→ Exercise directions:
Count the lines of the listing that contain the string "swatch", treating case as significant, and give only the number.

→ Recorded data:

▼

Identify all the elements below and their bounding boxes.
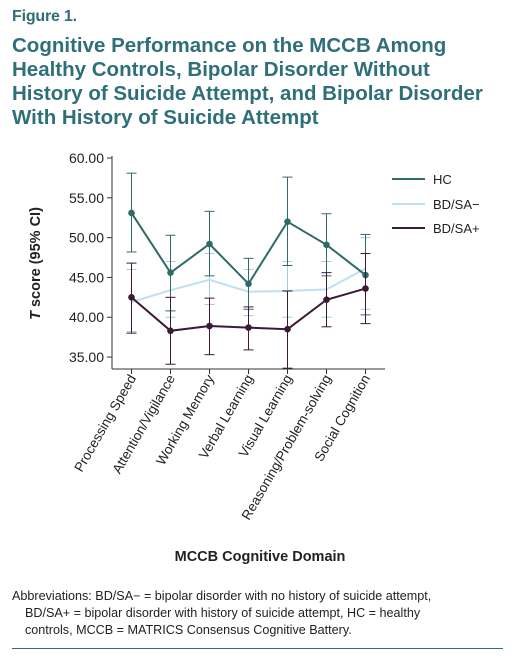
y-tick-label: 45.00 bbox=[69, 269, 104, 285]
data-point bbox=[284, 218, 291, 225]
data-point bbox=[167, 327, 174, 335]
data-point bbox=[167, 269, 174, 276]
data-point bbox=[323, 241, 330, 249]
data-point bbox=[245, 324, 252, 331]
figure-title: Cognitive Performance on the MCCB Among … bbox=[12, 34, 507, 130]
x-axis-label: MCCB Cognitive Domain bbox=[175, 549, 346, 565]
data-point bbox=[323, 296, 330, 304]
figure-title-line: With History of Suicide Attempt bbox=[12, 106, 319, 129]
y-axis-label: T score (95% CI) bbox=[28, 207, 44, 320]
data-point bbox=[245, 280, 252, 288]
figure-label: Figure 1. bbox=[12, 8, 77, 25]
abbreviations-footnote: Abbreviations: BD/SA− = bipolar disorder… bbox=[12, 588, 507, 639]
figure-title-line: Healthy Controls, Bipolar Disorder Witho… bbox=[12, 58, 430, 81]
line-chart: 35.0040.0045.0050.0055.0060.00Processing… bbox=[28, 150, 480, 565]
legend-label: BD/SA− bbox=[433, 197, 480, 212]
legend-label: BD/SA+ bbox=[433, 221, 480, 236]
y-tick-label: 50.00 bbox=[69, 230, 104, 246]
legend-label: HC bbox=[433, 172, 452, 187]
data-point bbox=[206, 322, 213, 330]
figure-title-line: History of Suicide Attempt, and Bipolar … bbox=[12, 82, 483, 105]
y-tick-label: 40.00 bbox=[69, 309, 104, 325]
footnote-line: Abbreviations: BD/SA− = bipolar disorder… bbox=[12, 589, 432, 603]
footnote-line: controls, MCCB = MATRICS Consensus Cogni… bbox=[25, 623, 352, 637]
data-point bbox=[362, 285, 369, 292]
y-tick-label: 60.00 bbox=[69, 150, 104, 166]
bottom-rule bbox=[12, 648, 503, 649]
data-point bbox=[128, 209, 135, 217]
y-tick-label: 55.00 bbox=[69, 190, 104, 206]
y-tick-label: 35.00 bbox=[69, 349, 104, 365]
data-point bbox=[284, 325, 291, 333]
footnote-line: BD/SA+ = bipolar disorder with history o… bbox=[25, 606, 421, 620]
figure-title-line: Cognitive Performance on the MCCB Among bbox=[12, 34, 447, 57]
data-point bbox=[128, 294, 135, 301]
data-point bbox=[206, 240, 213, 248]
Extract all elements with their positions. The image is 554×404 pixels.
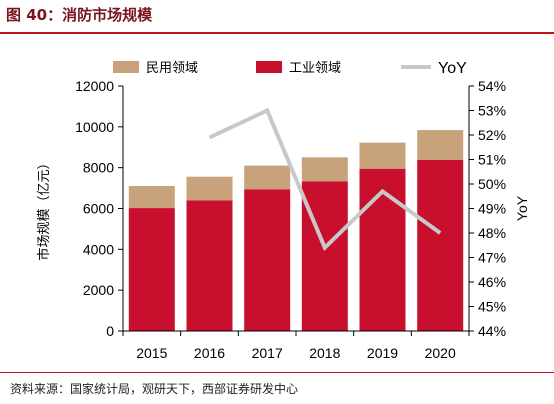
legend: 民用领域 工业领域 YoY xyxy=(113,60,467,77)
title-divider xyxy=(0,32,554,34)
page-title: 图 40：消防市场规模 xyxy=(6,6,153,24)
yoy-line-group xyxy=(208,107,442,252)
left-tick-label: 4000 xyxy=(83,241,114,257)
bar-industrial-2017 xyxy=(244,189,291,331)
left-tick-label: 2000 xyxy=(83,282,114,298)
right-tick-label: 54% xyxy=(478,78,506,94)
bar-industrial-2015 xyxy=(128,208,175,331)
footer-divider xyxy=(0,372,554,373)
left-tick-label: 10000 xyxy=(75,119,114,135)
x-tick-label: 2016 xyxy=(194,345,225,361)
right-tick-label: 48% xyxy=(478,225,506,241)
legend-swatch-1 xyxy=(256,61,282,73)
right-tick-label: 51% xyxy=(478,152,506,168)
x-tick-label: 2018 xyxy=(309,345,340,361)
bar-civil-2018 xyxy=(301,157,348,182)
bar-industrial-2018 xyxy=(301,181,348,331)
bar-civil-2015 xyxy=(128,186,175,208)
y-left-axis-title: 市场规模（亿元） xyxy=(36,156,52,260)
left-tick-label: 12000 xyxy=(75,78,114,94)
left-tick-label: 0 xyxy=(106,323,114,339)
right-tick-label: 44% xyxy=(478,323,506,339)
legend-label-0: 民用领域 xyxy=(146,61,198,76)
right-tick-label: 50% xyxy=(478,176,506,192)
bars xyxy=(128,130,464,331)
right-tick-label: 47% xyxy=(478,250,506,266)
bar-industrial-2019 xyxy=(359,168,406,331)
legend-swatch-0 xyxy=(113,61,139,73)
right-tick-label: 46% xyxy=(478,274,506,290)
left-tick-label: 8000 xyxy=(83,160,114,176)
x-tick-label: 2015 xyxy=(136,345,167,361)
right-tick-label: 53% xyxy=(478,103,506,119)
bar-civil-2017 xyxy=(244,165,291,190)
x-tick-label: 2020 xyxy=(425,345,456,361)
bar-civil-2020 xyxy=(417,130,464,160)
market-size-chart: 民用领域 工业领域 YoY 0 2000 4000 6000 8000 10000 12000 4… xyxy=(36,60,530,361)
x-tick-label: 2019 xyxy=(367,345,398,361)
right-tick-label: 45% xyxy=(478,299,506,315)
source-note: 资料来源：国家统计局，观研天下，西部证券研发中心 xyxy=(10,382,299,396)
y-right-axis-title: YoY xyxy=(514,195,530,221)
bar-civil-2016 xyxy=(186,176,233,201)
x-tick-label: 2017 xyxy=(252,345,283,361)
bar-industrial-2016 xyxy=(186,200,233,331)
right-tick-label: 52% xyxy=(478,127,506,143)
left-tick-label: 6000 xyxy=(83,201,114,217)
bar-industrial-2020 xyxy=(417,159,464,331)
legend-label-1: 工业领域 xyxy=(289,61,341,76)
legend-label-2: YoY xyxy=(438,60,467,77)
right-tick-label: 49% xyxy=(478,201,506,217)
axes: 0 2000 4000 6000 8000 10000 12000 44% 45% 46% 47% 4… xyxy=(36,78,530,361)
bar-civil-2019 xyxy=(359,142,406,169)
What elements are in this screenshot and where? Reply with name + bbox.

▲

→ Correct result:
2